## Reading text
— BEGIN —
Will You Sign My Yearbook - May 2016

Think about your high school yearbook. If you are like me you probably looked at it for a few days after you received it, reminisced about the moments captured in the pictures, complained because you didn't get voted 'Most Popular' and then put the book on a shelf to never be opened again for 20-30 years. Sound like you?

Yearbooks are an amazing time capsule. It's a book that you don't feel motivated to revisit and open every day but you also don't want to throw it away. And although we take for granted the information that is captured inside, they contain an amazing amount of historical information.

I've used yearbooks forever in researching different historical items but recently when reading a great article by local historian Becky Gaines where she took a look at the 1936 New Palestine High School yearbook it dawned on me that I've looked over the very important time capsule of history........the yearbooks themselves.

So I'm looking for the very 1st year a yearbook was published for Greenfield High School. Does anyone know? Schools were formed in Greenfield as early as the 1820's. Laws adopting free schools in Indiana were passed in 1852. Most schools were only in session for nine weeks during this time. Articles as early as the 1860's can be found with citizens complaining of the lack of a proper free school in Greenfield. Finally in January 1870 Greenfield opened its first free school and it was known as the West School. So it's safe to say that yearbooks could have also began at this time.

The first yearbook collected at the Hancock County Public Library is from 1910. It's been reproduced and rebound in hardback. I'm quite sure that the original was a paperback version. The next several years are paperback.


Image of the 1911 GHS Yearbook. The 1910 Yearbook most likely looked similar.
— END —
## Records shown
— BEGIN —
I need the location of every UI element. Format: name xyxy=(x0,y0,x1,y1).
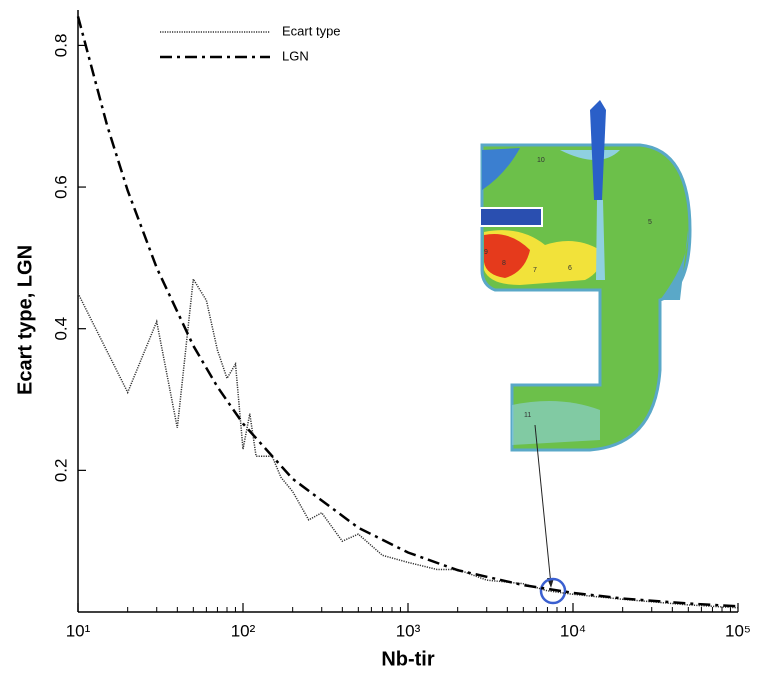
inset-shape xyxy=(480,143,692,452)
x-tick-label: 10¹ xyxy=(66,621,91,640)
series-line xyxy=(76,16,739,608)
y-tick-label: 0.6 xyxy=(51,175,70,199)
inset-image xyxy=(479,100,692,605)
x-tick-label: 10³ xyxy=(396,621,421,640)
inset-label: 7 xyxy=(533,267,537,274)
inset-blue-region xyxy=(482,148,520,190)
pointer-arrow xyxy=(534,424,552,586)
x-tick-label: 10² xyxy=(231,621,256,640)
y-tick-label: 0.4 xyxy=(51,317,70,341)
inset-red-region xyxy=(484,234,530,278)
inset-injector xyxy=(479,207,543,227)
inset-cyan-region xyxy=(512,401,600,445)
legend: Ecart type LGN xyxy=(160,23,341,63)
inset-label: 11 xyxy=(524,412,531,419)
x-tick-label: 10⁴ xyxy=(560,621,586,640)
inset-cyan-region xyxy=(660,230,689,300)
highlight-circle xyxy=(539,577,567,605)
y-tick-label: 0.2 xyxy=(51,459,70,483)
series-line xyxy=(77,276,739,609)
inset-label: 6 xyxy=(568,265,572,272)
inset-label: 8 xyxy=(502,260,506,267)
x-axis-title: Nb-tir xyxy=(381,648,435,670)
inset-cyan-region xyxy=(560,150,620,160)
inset-label: 9 xyxy=(484,249,488,256)
legend-label: Ecart type xyxy=(282,23,341,38)
y-tick-label: 0.8 xyxy=(51,34,70,58)
legend-label: LGN xyxy=(282,48,309,63)
inset-jet-trace xyxy=(596,200,605,280)
inset-label: 5 xyxy=(648,219,652,226)
x-tick-label: 10⁵ xyxy=(725,621,751,640)
inset-jet xyxy=(590,100,606,200)
inset-label: 10 xyxy=(537,157,545,164)
y-axis-title: Ecart type, LGN xyxy=(14,245,36,395)
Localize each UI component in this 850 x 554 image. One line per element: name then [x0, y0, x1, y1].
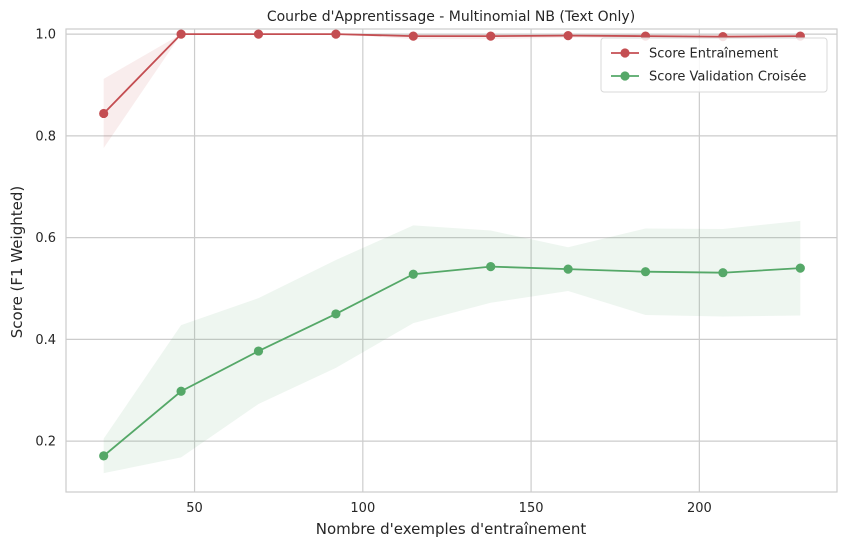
data-point	[640, 267, 651, 277]
plot-frame	[65, 28, 838, 493]
data-point	[99, 451, 109, 461]
data-point	[486, 262, 496, 272]
legend-marker	[620, 71, 630, 81]
data-point	[795, 263, 805, 273]
y-tick-label: 0.4	[35, 333, 56, 348]
y-tick-label: 0.8	[35, 129, 56, 144]
confidence-band	[103, 220, 801, 474]
legend-box	[600, 37, 828, 93]
data-point	[253, 346, 264, 356]
grid-lines	[66, 29, 837, 492]
y-tick-label: 1.0	[35, 28, 56, 43]
data-point	[99, 108, 109, 119]
legend-marker	[620, 48, 630, 58]
data-point	[331, 309, 341, 319]
y-axis-label: Score (F1 Weighted)	[8, 186, 26, 338]
data-point	[253, 29, 264, 39]
x-tick-label: 50	[186, 501, 203, 516]
data-point	[563, 31, 573, 41]
series-line	[103, 265, 801, 457]
y-tick-label: 0.6	[35, 231, 56, 246]
series-line	[103, 33, 801, 115]
series-lines	[99, 29, 805, 461]
data-point	[408, 31, 418, 41]
data-point	[176, 29, 186, 39]
confidence-bands	[103, 34, 801, 474]
axes: 50 100 150 200 0.2 0.4 0.6 0.8 1.0	[35, 28, 838, 516]
data-point	[486, 31, 496, 41]
legend-label: Score Validation Croisée	[649, 70, 806, 85]
data-point	[408, 269, 418, 279]
y-tick-label: 0.2	[35, 435, 56, 450]
x-tick-label: 200	[687, 501, 712, 516]
data-point	[331, 29, 341, 39]
x-axis-label: Nombre d'exemples d'entraînement	[316, 520, 587, 538]
x-tick-label: 150	[519, 501, 544, 516]
data-point	[563, 264, 573, 274]
x-tick-label: 100	[350, 501, 375, 516]
legend-label: Score Entraînement	[649, 47, 778, 62]
data-point	[718, 268, 728, 278]
data-point	[176, 386, 186, 396]
chart-title: Courbe d'Apprentissage - Multinomial NB …	[267, 9, 635, 25]
legend: Score Entraînement Score Validation Crois…	[600, 37, 828, 93]
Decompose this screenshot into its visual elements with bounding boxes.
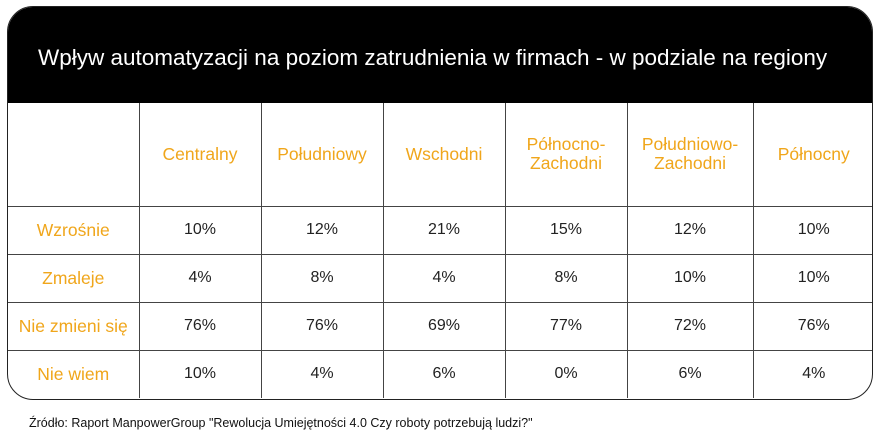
— END —
## Exercises to complete
1 - In the records, give everything from the line containing "inset-shape xyxy=(480,143,692,452)" down to the line containing "x-tick-label: 10² xyxy=(231,621,256,640)" again, with "pointer-arrow" replaced by "indicator-arrow" and all else unchanged.
2 - Carry on the essay about yearbooks, starting right after its final sentence.

## Answers to the tasks
1 -
inset-shape xyxy=(480,143,692,452)
x-tick-label: 10¹ xyxy=(66,621,91,640)
series-line xyxy=(76,16,739,608)
y-tick-label: 0.6 xyxy=(51,175,70,199)
inset-image xyxy=(479,100,692,605)
x-tick-label: 10³ xyxy=(396,621,421,640)
inset-label: 7 xyxy=(533,267,537,274)
inset-blue-region xyxy=(482,148,520,190)
indicator-arrow xyxy=(534,424,552,586)
x-tick-label: 10² xyxy=(231,621,256,640)

2 -
The yearbook starts out with several business advertisements. This is one great resource to find out what businesses were around in specific years. In this one you'll find ads for Capital State Bank, A.P Conklin Lumber Co., A.P Gappen Bicycles and Sports, and many others. What I did find interesting is that there were ads from business outside of Greenfield. Furnas Ice Cream, which was based out of Akron, Ohio but had factories in Indianapolis, Terre Haute, Anderson, Ft. Wayne, Danville and Columbus. Indianapolis Chocolate Co. and the National Candy Co. out of Indianapolis also had ads.




Next in the book came a section titled "In the Beginning" The opening paragraph stated: "It has been our desire that this book would be a literary and artistic success, and a credit, not only to the Senior Class publishing it, but to the whole school. This work has been a means of developing our class name without the class scraps and other methods distasteful to the patrons of the school. We hope that in after years this may be a pleasant pathway to the memories of our care-free days in old G.H.S".

Turning the pages I found pictures of the faculty. WC Goble was school superintendent. Arthur Konold, Principle. There were also individual pictures of all the current teaching staff which included: Fred Shaffer, Francis Doun- English teacher, Edna Carter – German teacher, Etta Barrett, Mrtlye Woodson – Music teacher, Lena Foote – Latin teacher and Mrs. Ed L. Rickard – Science teacher.




The Senior Class Council was next. Russell H. Strickland was class President. Gertrude Cooper was Vise-President, Naomi Goble was Secretary and Carl Brand was Treasurer.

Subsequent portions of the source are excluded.